§ Objective: Determine the count of lines holding the string "container". Return only the number.

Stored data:
========================================

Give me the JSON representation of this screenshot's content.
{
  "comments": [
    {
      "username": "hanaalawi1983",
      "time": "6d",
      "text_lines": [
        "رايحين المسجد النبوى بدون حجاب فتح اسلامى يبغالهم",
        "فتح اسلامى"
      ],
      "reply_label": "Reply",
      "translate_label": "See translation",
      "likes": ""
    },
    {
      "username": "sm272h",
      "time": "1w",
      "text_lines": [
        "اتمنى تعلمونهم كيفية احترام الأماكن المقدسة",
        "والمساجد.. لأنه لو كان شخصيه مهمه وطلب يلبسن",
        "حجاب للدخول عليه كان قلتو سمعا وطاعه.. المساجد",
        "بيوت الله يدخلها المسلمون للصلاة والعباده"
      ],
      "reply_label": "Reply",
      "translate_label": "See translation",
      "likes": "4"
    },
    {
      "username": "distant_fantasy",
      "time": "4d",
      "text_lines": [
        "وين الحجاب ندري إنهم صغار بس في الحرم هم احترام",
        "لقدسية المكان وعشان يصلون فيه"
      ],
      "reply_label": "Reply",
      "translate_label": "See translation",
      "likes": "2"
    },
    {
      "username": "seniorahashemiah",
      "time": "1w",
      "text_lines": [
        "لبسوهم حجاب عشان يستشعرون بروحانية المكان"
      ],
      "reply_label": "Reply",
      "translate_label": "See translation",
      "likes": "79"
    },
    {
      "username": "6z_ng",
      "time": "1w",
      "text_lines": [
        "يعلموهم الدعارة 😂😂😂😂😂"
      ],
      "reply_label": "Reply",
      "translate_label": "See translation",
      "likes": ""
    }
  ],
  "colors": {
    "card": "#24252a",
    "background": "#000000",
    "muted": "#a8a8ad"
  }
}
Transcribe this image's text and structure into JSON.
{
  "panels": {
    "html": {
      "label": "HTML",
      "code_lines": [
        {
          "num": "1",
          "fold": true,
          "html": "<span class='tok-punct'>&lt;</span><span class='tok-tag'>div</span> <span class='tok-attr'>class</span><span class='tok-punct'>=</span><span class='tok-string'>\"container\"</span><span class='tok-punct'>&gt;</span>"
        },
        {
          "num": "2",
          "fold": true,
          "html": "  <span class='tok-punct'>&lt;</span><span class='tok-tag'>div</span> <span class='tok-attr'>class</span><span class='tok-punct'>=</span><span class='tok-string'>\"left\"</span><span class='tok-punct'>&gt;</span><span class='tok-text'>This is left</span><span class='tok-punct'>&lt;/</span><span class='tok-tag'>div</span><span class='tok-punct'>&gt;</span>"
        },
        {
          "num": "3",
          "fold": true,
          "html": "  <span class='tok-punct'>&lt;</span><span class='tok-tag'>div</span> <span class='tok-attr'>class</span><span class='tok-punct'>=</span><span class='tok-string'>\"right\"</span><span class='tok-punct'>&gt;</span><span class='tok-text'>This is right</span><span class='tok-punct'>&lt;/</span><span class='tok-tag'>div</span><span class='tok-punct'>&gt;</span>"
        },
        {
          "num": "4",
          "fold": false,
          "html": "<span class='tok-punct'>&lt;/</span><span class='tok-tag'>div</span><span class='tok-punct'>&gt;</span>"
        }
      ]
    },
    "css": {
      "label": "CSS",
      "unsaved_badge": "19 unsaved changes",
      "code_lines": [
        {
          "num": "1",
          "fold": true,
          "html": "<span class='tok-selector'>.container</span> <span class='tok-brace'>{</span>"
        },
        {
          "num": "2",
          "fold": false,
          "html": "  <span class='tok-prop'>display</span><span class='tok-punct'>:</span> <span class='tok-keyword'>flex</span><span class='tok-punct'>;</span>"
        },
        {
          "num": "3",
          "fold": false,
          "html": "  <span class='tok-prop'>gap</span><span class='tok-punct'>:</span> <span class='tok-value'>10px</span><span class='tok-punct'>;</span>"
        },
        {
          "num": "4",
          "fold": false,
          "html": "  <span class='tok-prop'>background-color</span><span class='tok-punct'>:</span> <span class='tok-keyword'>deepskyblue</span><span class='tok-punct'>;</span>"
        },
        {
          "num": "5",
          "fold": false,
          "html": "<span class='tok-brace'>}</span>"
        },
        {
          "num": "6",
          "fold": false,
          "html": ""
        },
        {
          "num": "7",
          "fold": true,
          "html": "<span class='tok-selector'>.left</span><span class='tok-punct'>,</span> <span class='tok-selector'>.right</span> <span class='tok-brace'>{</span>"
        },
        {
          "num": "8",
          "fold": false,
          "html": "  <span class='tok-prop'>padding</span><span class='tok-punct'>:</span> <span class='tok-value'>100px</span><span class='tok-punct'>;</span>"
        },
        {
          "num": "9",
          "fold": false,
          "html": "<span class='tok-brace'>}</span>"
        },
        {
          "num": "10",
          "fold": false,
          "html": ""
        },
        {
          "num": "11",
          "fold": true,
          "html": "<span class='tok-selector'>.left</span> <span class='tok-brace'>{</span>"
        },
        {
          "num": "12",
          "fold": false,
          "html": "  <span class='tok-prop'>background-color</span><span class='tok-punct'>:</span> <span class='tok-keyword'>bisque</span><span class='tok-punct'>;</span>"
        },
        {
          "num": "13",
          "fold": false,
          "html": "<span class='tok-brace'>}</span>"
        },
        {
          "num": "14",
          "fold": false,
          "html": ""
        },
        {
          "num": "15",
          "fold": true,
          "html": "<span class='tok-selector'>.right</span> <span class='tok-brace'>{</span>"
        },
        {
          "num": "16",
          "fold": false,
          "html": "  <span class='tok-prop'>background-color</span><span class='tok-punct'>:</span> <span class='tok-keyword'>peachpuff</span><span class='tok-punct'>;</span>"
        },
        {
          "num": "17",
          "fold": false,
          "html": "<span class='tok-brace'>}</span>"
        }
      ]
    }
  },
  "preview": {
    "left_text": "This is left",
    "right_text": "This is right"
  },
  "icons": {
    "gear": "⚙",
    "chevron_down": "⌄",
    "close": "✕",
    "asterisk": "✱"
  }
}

========================================

§ Response: 2